— BEGIN DATA SECTION —
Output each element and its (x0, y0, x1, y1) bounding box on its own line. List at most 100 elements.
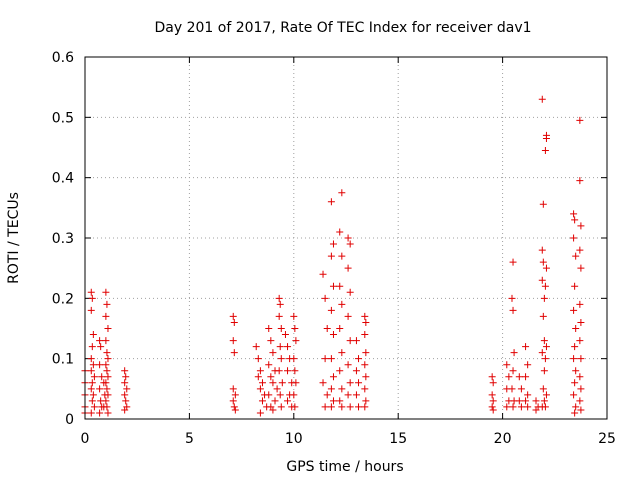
data-point (576, 300, 584, 308)
data-point (346, 240, 354, 248)
data-point (515, 373, 523, 381)
data-point (121, 367, 129, 375)
data-point (97, 343, 105, 351)
data-point (542, 391, 550, 399)
data-point (104, 325, 112, 332)
data-point (577, 222, 585, 230)
data-point (572, 367, 580, 375)
data-point (273, 385, 281, 393)
data-point (542, 343, 550, 351)
data-point (231, 391, 239, 399)
data-point (576, 246, 584, 254)
data-point (277, 403, 285, 411)
data-point (541, 282, 549, 290)
data-point (329, 240, 337, 248)
data-point (267, 337, 275, 345)
data-point (90, 403, 98, 411)
data-point (230, 403, 238, 411)
data-point (509, 258, 517, 266)
y-tick-label: 0.4 (52, 171, 74, 187)
data-point (541, 355, 549, 363)
data-point (517, 403, 525, 411)
data-point (570, 306, 578, 314)
data-point (540, 367, 548, 375)
data-point (269, 379, 277, 387)
data-point (290, 312, 298, 320)
data-point (538, 349, 546, 357)
data-point (577, 355, 585, 363)
data-point (361, 403, 369, 411)
data-point (321, 403, 329, 411)
x-tick-label: 0 (81, 431, 90, 447)
data-point (532, 397, 540, 405)
data-point (540, 397, 548, 405)
data-point (540, 337, 548, 345)
axis-ticks: 0 5 10 15 20 25 0 0.1 0.2 0.3 0.4 0.5 0.6 (52, 50, 616, 447)
data-point (276, 391, 284, 399)
data-point (102, 361, 110, 369)
data-point (265, 391, 273, 399)
data-point (103, 367, 111, 375)
data-point (522, 397, 530, 405)
plot-frame (84, 56, 608, 420)
data-point (292, 337, 300, 345)
data-point (277, 325, 285, 332)
data-point (355, 403, 363, 411)
data-point (229, 312, 237, 320)
data-point (508, 294, 516, 302)
data-point (524, 361, 532, 369)
data-point (570, 210, 578, 218)
data-point (96, 409, 104, 417)
data-point (102, 312, 110, 320)
data-point (338, 385, 346, 393)
data-point (281, 331, 289, 339)
data-point (542, 134, 550, 142)
data-point (123, 385, 131, 393)
data-point (103, 385, 111, 393)
data-point (572, 325, 580, 332)
data-point (96, 337, 104, 345)
data-point (488, 373, 496, 381)
data-points (81, 95, 585, 417)
data-point (505, 373, 513, 381)
data-point (362, 373, 370, 381)
data-point (100, 379, 108, 387)
y-tick-label: 0.5 (52, 110, 74, 126)
data-point (540, 294, 548, 302)
data-point (327, 198, 335, 206)
data-point (346, 379, 354, 387)
data-point (269, 406, 277, 414)
data-point (122, 397, 130, 405)
data-point (104, 355, 112, 363)
data-point (329, 397, 337, 405)
data-point (503, 403, 511, 411)
data-point (336, 228, 344, 236)
y-tick-label: 0 (65, 412, 74, 428)
data-point (102, 288, 110, 296)
data-point (503, 361, 511, 369)
x-tick-label: 10 (285, 431, 303, 447)
data-point (338, 349, 346, 357)
data-point (576, 397, 584, 405)
data-point (89, 331, 97, 339)
data-point (121, 379, 129, 387)
data-point (576, 177, 584, 185)
data-point (352, 391, 360, 399)
data-point (539, 312, 547, 320)
data-point (327, 385, 335, 393)
data-point (291, 403, 299, 411)
data-point (355, 379, 363, 387)
data-point (96, 385, 104, 393)
data-point (489, 397, 497, 405)
data-point (361, 331, 369, 339)
data-point (361, 385, 369, 393)
data-point (577, 385, 585, 393)
data-point (329, 373, 337, 381)
data-point (327, 355, 335, 363)
data-point (571, 409, 579, 417)
data-point (269, 349, 277, 357)
data-point (539, 385, 547, 393)
data-point (344, 391, 352, 399)
data-point (275, 294, 283, 302)
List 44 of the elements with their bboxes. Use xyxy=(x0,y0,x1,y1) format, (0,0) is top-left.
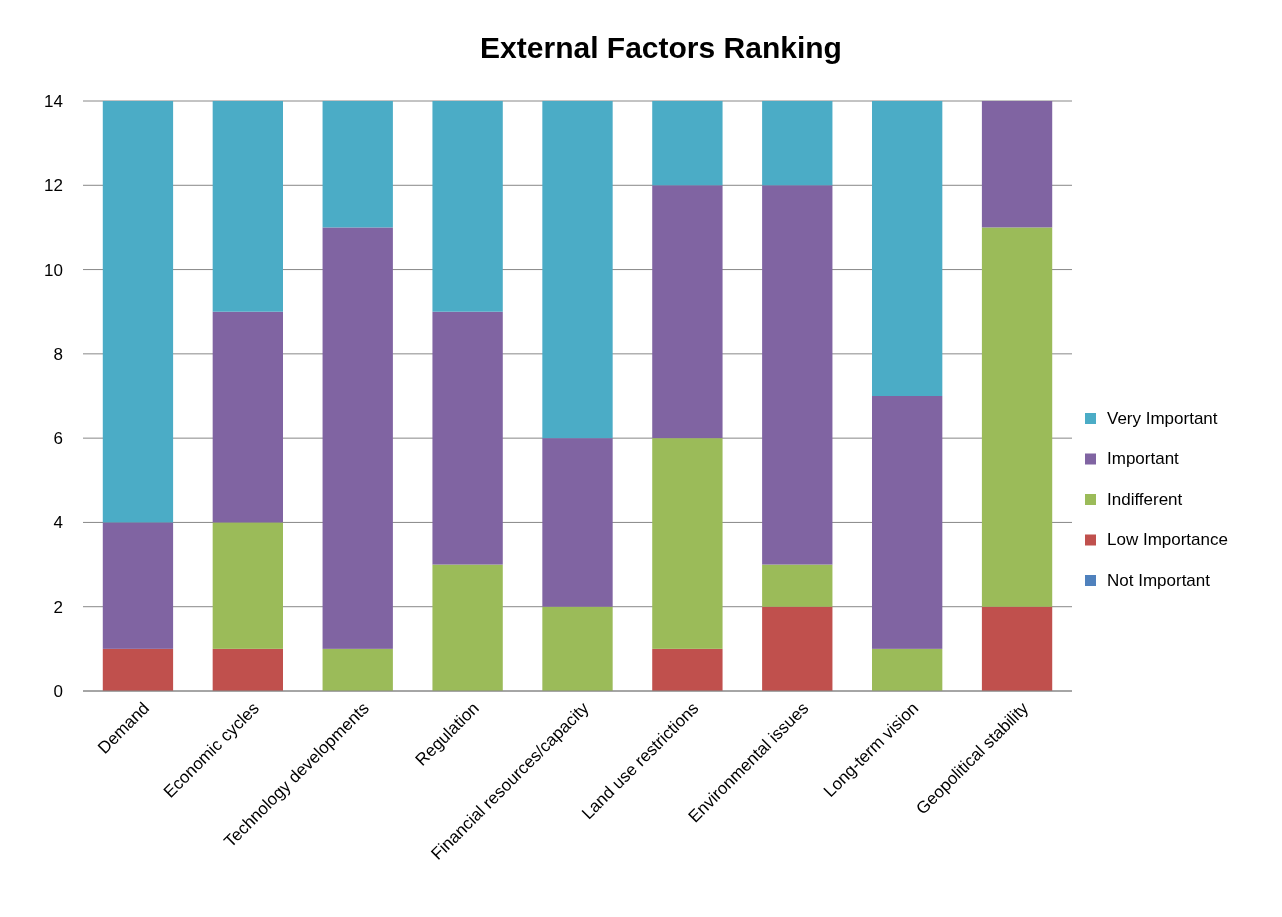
legend-label: Very Important xyxy=(1107,408,1218,428)
bar xyxy=(432,311,503,565)
bar xyxy=(212,311,283,523)
bar xyxy=(652,101,723,186)
bar xyxy=(322,648,393,691)
bar xyxy=(981,101,1053,228)
bar xyxy=(322,101,393,228)
y-tick-label: 0 xyxy=(53,681,63,701)
bar xyxy=(212,648,283,691)
y-tick-label: 10 xyxy=(44,260,63,280)
bar xyxy=(102,522,174,649)
bar xyxy=(762,101,833,186)
bar xyxy=(762,564,833,607)
bar xyxy=(872,648,943,691)
bar xyxy=(542,606,613,691)
bar xyxy=(762,606,833,691)
bar xyxy=(102,648,174,691)
bar xyxy=(212,522,283,649)
y-tick-label: 4 xyxy=(53,513,63,533)
bar xyxy=(652,648,723,691)
y-tick-label: 14 xyxy=(44,91,63,111)
legend-label: Important xyxy=(1107,449,1180,469)
y-tick-label: 12 xyxy=(44,176,63,196)
y-tick-label: 6 xyxy=(53,429,63,449)
bar xyxy=(322,227,393,649)
bar xyxy=(432,101,503,312)
bar xyxy=(872,396,943,649)
bar xyxy=(102,101,174,523)
y-tick-label: 8 xyxy=(53,344,63,364)
bar xyxy=(652,185,723,439)
bar xyxy=(981,227,1053,607)
bar xyxy=(542,438,613,607)
chart-title: External Factors Ranking xyxy=(480,31,842,64)
bar xyxy=(872,101,943,396)
bar xyxy=(652,438,723,649)
legend-label: Not Important xyxy=(1107,570,1211,590)
bar xyxy=(432,564,503,691)
bar xyxy=(542,101,613,439)
bar xyxy=(981,606,1053,691)
y-tick-label: 2 xyxy=(53,597,63,617)
legend-label: Indifferent xyxy=(1107,489,1183,509)
bar xyxy=(762,185,833,565)
bar xyxy=(212,101,283,312)
legend-label: Low Importance xyxy=(1107,530,1228,550)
— END DATA SECTION —
SHORT TASK:
Set down every line of the items above verbatim, in the same order, leaving out the pictures.

CORRECT OUTPUT:
Output each element and its (x0, y0, x1, y1) bounding box on its own line. List at most 100 elements.
data-point (576, 300, 584, 308)
data-point (346, 240, 354, 248)
data-point (515, 373, 523, 381)
data-point (121, 367, 129, 375)
data-point (97, 343, 105, 351)
data-point (542, 391, 550, 399)
data-point (104, 325, 112, 332)
data-point (577, 222, 585, 230)
data-point (572, 367, 580, 375)
data-point (273, 385, 281, 393)
data-point (542, 343, 550, 351)
data-point (231, 391, 239, 399)
data-point (576, 246, 584, 254)
data-point (277, 403, 285, 411)
data-point (541, 282, 549, 290)
data-point (329, 240, 337, 248)
data-point (267, 337, 275, 345)
data-point (90, 403, 98, 411)
data-point (230, 403, 238, 411)
data-point (509, 258, 517, 266)
y-tick-label: 0.4 (52, 171, 74, 187)
data-point (541, 355, 549, 363)
data-point (517, 403, 525, 411)
data-point (570, 306, 578, 314)
data-point (540, 367, 548, 375)
data-point (269, 379, 277, 387)
data-point (290, 312, 298, 320)
data-point (538, 349, 546, 357)
data-point (577, 355, 585, 363)
data-point (361, 403, 369, 411)
data-point (321, 403, 329, 411)
x-tick-label: 0 (81, 431, 90, 447)
data-point (532, 397, 540, 405)
data-point (540, 397, 548, 405)
data-point (540, 337, 548, 345)
axis-ticks: 0 5 10 15 20 25 0 0.1 0.2 0.3 0.4 0.5 0.6 (52, 50, 616, 447)
data-point (276, 391, 284, 399)
data-point (102, 361, 110, 369)
data-point (265, 391, 273, 399)
data-point (103, 367, 111, 375)
data-point (522, 397, 530, 405)
plot-frame (84, 56, 608, 420)
data-point (292, 337, 300, 345)
data-point (277, 325, 285, 332)
data-point (355, 403, 363, 411)
data-point (229, 312, 237, 320)
data-point (508, 294, 516, 302)
data-point (524, 361, 532, 369)
data-point (570, 210, 578, 218)
data-point (96, 409, 104, 417)
data-point (102, 312, 110, 320)
data-point (338, 385, 346, 393)
data-point (281, 331, 289, 339)
data-point (542, 134, 550, 142)
data-point (123, 385, 131, 393)
data-point (103, 385, 111, 393)
data-point (572, 325, 580, 332)
data-point (96, 337, 104, 345)
data-point (488, 373, 496, 381)
data-points (81, 95, 585, 417)
data-point (505, 373, 513, 381)
data-point (362, 373, 370, 381)
data-point (100, 379, 108, 387)
y-tick-label: 0.5 (52, 110, 74, 126)
data-point (540, 294, 548, 302)
data-point (327, 198, 335, 206)
data-point (346, 379, 354, 387)
data-point (269, 406, 277, 414)
data-point (122, 397, 130, 405)
data-point (104, 355, 112, 363)
data-point (329, 397, 337, 405)
data-point (503, 403, 511, 411)
data-point (336, 228, 344, 236)
y-tick-label: 0 (65, 412, 74, 428)
data-point (102, 288, 110, 296)
data-point (503, 361, 511, 369)
x-tick-label: 10 (285, 431, 303, 447)
data-point (338, 349, 346, 357)
data-point (576, 397, 584, 405)
data-point (89, 331, 97, 339)
data-point (121, 379, 129, 387)
data-point (576, 177, 584, 185)
data-point (352, 391, 360, 399)
data-point (539, 312, 547, 320)
data-point (327, 385, 335, 393)
data-point (291, 403, 299, 411)
data-point (355, 379, 363, 387)
data-point (96, 385, 104, 393)
data-point (489, 397, 497, 405)
data-point (361, 331, 369, 339)
data-point (361, 385, 369, 393)
data-point (577, 385, 585, 393)
data-point (329, 373, 337, 381)
data-point (327, 355, 335, 363)
data-point (571, 409, 579, 417)
data-point (269, 349, 277, 357)
data-point (539, 385, 547, 393)
data-point (344, 391, 352, 399)
data-point (275, 294, 283, 302)
List 44 of the elements with their bboxes. Use xyxy=(x0,y0,x1,y1) format, (0,0) is top-left.
legend-label: Very Important xyxy=(1107,408,1218,428)
bar xyxy=(432,311,503,565)
bar xyxy=(212,311,283,523)
bar xyxy=(652,101,723,186)
bar xyxy=(322,648,393,691)
bar xyxy=(981,101,1053,228)
bar xyxy=(322,101,393,228)
y-tick-label: 0 xyxy=(53,681,63,701)
bar xyxy=(212,648,283,691)
y-tick-label: 10 xyxy=(44,260,63,280)
bar xyxy=(102,522,174,649)
bar xyxy=(762,101,833,186)
bar xyxy=(762,564,833,607)
bar xyxy=(872,648,943,691)
bar xyxy=(542,606,613,691)
bar xyxy=(762,606,833,691)
bar xyxy=(102,648,174,691)
bar xyxy=(212,522,283,649)
y-tick-label: 4 xyxy=(53,513,63,533)
bar xyxy=(652,648,723,691)
y-tick-label: 14 xyxy=(44,91,63,111)
legend-label: Important xyxy=(1107,449,1180,469)
y-tick-label: 12 xyxy=(44,176,63,196)
y-tick-label: 6 xyxy=(53,429,63,449)
bar xyxy=(322,227,393,649)
bar xyxy=(432,101,503,312)
bar xyxy=(872,396,943,649)
bar xyxy=(102,101,174,523)
y-tick-label: 8 xyxy=(53,344,63,364)
bar xyxy=(652,185,723,439)
bar xyxy=(981,227,1053,607)
bar xyxy=(542,438,613,607)
chart-title: External Factors Ranking xyxy=(480,31,842,64)
bar xyxy=(872,101,943,396)
bar xyxy=(652,438,723,649)
legend-label: Not Important xyxy=(1107,570,1211,590)
bar xyxy=(432,564,503,691)
bar xyxy=(542,101,613,439)
bar xyxy=(981,606,1053,691)
y-tick-label: 2 xyxy=(53,597,63,617)
legend-label: Indifferent xyxy=(1107,489,1183,509)
bar xyxy=(762,185,833,565)
bar xyxy=(212,101,283,312)
legend-label: Low Importance xyxy=(1107,530,1228,550)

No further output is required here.